- DATA FOR PROCESSING
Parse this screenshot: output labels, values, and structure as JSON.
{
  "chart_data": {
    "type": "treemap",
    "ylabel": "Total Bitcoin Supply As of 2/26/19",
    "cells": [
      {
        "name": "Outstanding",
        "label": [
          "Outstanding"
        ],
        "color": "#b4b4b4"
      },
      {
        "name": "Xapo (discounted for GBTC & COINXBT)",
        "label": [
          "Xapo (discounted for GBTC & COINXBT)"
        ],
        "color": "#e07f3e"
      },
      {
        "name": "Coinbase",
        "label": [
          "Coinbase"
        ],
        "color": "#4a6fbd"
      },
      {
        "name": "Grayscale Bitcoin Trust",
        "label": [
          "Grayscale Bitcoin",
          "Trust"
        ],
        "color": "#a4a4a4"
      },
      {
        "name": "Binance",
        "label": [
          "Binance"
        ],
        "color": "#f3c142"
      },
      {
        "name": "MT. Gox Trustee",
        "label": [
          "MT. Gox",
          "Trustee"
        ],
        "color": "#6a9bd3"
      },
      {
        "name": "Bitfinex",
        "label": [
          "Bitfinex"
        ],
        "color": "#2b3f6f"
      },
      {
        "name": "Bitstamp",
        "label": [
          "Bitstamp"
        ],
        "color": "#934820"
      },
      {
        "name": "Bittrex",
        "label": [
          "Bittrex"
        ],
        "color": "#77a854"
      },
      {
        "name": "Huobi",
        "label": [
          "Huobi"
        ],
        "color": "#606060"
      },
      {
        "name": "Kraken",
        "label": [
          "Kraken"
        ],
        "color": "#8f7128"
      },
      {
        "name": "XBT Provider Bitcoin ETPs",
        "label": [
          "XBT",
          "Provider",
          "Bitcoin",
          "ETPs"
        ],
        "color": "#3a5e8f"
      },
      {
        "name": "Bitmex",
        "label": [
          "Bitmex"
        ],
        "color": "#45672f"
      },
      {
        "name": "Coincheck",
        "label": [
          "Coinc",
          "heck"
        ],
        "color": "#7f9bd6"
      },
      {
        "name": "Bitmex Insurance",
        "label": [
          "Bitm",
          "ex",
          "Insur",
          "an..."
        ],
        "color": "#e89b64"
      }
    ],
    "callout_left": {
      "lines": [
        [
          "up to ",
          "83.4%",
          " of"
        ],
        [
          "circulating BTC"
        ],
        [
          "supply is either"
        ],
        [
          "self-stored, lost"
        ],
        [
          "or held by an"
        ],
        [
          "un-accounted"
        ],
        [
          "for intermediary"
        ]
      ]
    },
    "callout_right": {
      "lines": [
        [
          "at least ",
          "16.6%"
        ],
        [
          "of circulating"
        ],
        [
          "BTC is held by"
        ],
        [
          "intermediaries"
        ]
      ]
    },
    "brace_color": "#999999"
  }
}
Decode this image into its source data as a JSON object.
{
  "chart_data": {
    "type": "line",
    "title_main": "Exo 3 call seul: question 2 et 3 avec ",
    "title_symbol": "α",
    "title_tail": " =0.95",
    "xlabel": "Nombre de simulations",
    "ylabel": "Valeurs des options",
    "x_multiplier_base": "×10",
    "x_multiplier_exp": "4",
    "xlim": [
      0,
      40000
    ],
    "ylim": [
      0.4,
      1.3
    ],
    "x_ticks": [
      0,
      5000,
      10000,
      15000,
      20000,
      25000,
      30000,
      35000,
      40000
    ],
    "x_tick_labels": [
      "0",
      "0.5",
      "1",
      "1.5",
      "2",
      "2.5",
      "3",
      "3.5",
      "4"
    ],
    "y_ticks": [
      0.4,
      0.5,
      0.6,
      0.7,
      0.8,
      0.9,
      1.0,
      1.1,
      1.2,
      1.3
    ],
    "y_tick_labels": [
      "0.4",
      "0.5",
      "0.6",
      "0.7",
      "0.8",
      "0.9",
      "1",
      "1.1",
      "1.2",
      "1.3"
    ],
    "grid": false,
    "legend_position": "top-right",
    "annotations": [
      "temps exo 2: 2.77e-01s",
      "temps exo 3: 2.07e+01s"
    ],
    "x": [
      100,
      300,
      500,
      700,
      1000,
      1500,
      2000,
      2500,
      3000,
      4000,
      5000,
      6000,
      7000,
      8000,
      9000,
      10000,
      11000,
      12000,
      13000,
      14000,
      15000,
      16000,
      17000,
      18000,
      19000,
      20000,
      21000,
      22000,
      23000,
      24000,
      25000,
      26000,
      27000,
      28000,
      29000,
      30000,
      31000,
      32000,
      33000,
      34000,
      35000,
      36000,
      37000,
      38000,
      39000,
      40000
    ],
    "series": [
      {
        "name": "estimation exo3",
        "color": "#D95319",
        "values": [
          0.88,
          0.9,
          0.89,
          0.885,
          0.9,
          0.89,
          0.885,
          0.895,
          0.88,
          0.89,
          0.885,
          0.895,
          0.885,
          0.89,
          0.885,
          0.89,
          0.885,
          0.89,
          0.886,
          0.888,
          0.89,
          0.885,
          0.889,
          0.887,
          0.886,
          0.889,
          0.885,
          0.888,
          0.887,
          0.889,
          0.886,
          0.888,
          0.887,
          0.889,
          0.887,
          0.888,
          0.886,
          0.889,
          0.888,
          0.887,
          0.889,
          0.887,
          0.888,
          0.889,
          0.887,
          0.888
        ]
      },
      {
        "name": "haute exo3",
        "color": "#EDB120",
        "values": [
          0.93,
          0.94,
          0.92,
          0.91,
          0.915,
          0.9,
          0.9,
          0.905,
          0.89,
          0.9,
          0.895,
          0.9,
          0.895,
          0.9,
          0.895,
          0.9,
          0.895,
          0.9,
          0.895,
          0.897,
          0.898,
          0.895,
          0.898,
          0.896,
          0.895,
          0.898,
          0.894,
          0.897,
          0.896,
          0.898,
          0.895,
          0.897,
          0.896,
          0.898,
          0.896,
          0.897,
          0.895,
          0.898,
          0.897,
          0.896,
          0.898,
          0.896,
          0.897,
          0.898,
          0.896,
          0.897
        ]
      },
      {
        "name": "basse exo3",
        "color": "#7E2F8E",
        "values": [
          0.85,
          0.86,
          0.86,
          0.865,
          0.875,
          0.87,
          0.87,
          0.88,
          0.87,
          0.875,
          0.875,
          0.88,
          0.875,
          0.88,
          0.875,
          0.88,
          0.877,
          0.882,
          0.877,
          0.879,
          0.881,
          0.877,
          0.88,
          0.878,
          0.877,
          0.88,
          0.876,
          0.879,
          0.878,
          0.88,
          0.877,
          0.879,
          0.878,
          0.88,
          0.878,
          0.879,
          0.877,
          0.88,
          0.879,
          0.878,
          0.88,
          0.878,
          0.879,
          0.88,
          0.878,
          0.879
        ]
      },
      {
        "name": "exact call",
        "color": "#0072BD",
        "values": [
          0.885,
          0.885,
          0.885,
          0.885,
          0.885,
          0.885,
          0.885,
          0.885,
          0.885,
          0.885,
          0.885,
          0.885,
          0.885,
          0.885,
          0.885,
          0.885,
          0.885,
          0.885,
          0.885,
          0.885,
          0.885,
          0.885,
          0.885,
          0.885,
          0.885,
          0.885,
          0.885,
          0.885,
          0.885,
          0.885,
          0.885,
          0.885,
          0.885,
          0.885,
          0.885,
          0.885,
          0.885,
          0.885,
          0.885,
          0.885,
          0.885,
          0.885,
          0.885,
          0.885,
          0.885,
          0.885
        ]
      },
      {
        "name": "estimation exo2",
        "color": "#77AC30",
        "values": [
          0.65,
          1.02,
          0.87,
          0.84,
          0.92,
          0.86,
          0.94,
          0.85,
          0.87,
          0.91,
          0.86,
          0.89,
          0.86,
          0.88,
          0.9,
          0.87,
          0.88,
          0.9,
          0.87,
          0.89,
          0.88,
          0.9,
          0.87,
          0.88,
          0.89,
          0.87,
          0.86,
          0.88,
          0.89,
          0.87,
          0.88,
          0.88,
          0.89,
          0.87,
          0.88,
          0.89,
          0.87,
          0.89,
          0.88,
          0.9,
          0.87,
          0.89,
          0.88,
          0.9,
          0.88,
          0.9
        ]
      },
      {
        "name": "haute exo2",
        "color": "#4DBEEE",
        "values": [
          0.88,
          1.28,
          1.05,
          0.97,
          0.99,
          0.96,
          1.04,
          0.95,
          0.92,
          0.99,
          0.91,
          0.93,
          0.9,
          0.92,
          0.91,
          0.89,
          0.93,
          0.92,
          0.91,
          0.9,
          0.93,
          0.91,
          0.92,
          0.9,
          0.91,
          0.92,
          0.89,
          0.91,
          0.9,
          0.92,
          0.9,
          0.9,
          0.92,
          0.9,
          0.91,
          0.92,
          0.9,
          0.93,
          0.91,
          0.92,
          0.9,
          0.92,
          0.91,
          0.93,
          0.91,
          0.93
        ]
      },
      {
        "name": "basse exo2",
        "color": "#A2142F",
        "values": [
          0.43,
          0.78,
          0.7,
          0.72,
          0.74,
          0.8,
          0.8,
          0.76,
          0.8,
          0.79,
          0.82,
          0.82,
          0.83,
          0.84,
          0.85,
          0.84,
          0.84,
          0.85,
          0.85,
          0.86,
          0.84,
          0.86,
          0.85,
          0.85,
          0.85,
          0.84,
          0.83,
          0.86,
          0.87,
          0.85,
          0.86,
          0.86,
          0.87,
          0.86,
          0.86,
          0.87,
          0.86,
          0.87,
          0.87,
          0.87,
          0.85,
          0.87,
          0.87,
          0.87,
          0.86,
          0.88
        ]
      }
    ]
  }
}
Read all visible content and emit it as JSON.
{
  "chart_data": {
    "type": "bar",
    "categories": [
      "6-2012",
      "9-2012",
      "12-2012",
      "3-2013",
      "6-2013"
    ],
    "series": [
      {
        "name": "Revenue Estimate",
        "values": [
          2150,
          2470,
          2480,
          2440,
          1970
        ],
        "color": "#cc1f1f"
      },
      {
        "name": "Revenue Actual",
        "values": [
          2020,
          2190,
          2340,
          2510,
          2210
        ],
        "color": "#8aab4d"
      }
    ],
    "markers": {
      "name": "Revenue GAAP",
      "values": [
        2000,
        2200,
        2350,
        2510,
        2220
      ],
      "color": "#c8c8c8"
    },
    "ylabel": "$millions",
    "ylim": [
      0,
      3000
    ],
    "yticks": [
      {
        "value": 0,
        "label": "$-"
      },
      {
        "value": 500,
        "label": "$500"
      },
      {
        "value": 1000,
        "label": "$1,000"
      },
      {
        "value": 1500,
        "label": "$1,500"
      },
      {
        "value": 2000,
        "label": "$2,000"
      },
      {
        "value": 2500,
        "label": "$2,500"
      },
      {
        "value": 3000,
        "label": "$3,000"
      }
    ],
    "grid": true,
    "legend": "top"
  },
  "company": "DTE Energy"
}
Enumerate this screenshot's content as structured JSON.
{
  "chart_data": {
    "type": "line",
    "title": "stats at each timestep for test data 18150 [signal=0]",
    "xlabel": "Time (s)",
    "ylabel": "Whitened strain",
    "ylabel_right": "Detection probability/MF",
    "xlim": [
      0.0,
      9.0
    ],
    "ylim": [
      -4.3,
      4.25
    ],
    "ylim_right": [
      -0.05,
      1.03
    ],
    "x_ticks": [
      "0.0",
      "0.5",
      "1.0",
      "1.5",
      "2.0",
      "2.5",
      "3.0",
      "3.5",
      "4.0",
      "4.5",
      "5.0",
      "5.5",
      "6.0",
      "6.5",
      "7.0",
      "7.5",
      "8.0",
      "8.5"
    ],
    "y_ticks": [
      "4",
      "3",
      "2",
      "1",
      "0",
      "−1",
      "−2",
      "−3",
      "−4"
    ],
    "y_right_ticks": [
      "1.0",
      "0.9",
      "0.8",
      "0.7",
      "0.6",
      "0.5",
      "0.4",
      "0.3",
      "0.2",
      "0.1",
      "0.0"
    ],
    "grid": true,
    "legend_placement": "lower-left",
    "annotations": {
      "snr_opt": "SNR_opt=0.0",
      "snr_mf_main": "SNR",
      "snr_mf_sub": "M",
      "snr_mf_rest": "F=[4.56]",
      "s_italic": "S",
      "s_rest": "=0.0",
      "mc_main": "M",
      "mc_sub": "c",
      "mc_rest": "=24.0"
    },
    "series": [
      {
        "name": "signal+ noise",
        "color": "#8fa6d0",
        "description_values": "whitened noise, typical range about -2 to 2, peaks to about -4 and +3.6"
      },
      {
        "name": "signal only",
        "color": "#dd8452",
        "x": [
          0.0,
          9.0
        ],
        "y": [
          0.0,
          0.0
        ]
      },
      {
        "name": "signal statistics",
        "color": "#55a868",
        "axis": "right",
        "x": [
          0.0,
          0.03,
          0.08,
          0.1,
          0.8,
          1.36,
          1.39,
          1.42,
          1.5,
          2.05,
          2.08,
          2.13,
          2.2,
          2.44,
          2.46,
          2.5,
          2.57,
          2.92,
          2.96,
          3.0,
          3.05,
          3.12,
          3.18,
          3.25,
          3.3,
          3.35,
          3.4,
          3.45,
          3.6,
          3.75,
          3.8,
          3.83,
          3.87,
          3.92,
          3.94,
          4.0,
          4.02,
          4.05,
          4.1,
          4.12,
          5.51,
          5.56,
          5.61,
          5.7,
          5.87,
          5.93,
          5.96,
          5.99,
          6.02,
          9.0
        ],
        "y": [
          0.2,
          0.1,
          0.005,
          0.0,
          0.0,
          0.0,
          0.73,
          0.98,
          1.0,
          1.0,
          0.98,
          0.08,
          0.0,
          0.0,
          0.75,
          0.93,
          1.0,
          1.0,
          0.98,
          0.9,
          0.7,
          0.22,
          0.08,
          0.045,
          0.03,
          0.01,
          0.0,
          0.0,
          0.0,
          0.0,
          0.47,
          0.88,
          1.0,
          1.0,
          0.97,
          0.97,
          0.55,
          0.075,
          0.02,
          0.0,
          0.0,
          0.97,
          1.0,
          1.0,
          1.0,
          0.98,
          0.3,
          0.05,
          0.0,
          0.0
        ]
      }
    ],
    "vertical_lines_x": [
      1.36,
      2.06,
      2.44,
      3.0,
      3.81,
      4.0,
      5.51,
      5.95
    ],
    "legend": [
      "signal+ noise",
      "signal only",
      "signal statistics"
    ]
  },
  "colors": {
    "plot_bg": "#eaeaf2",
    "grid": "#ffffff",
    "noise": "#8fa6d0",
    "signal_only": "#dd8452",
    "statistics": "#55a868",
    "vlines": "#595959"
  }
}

- BRIEF
Show all lines from the data above in which the word "temps" appears.

- ANSWER TO THE EXERCISE
      "temps exo 2: 2.77e-01s",
      "temps exo 3: 2.07e+01s"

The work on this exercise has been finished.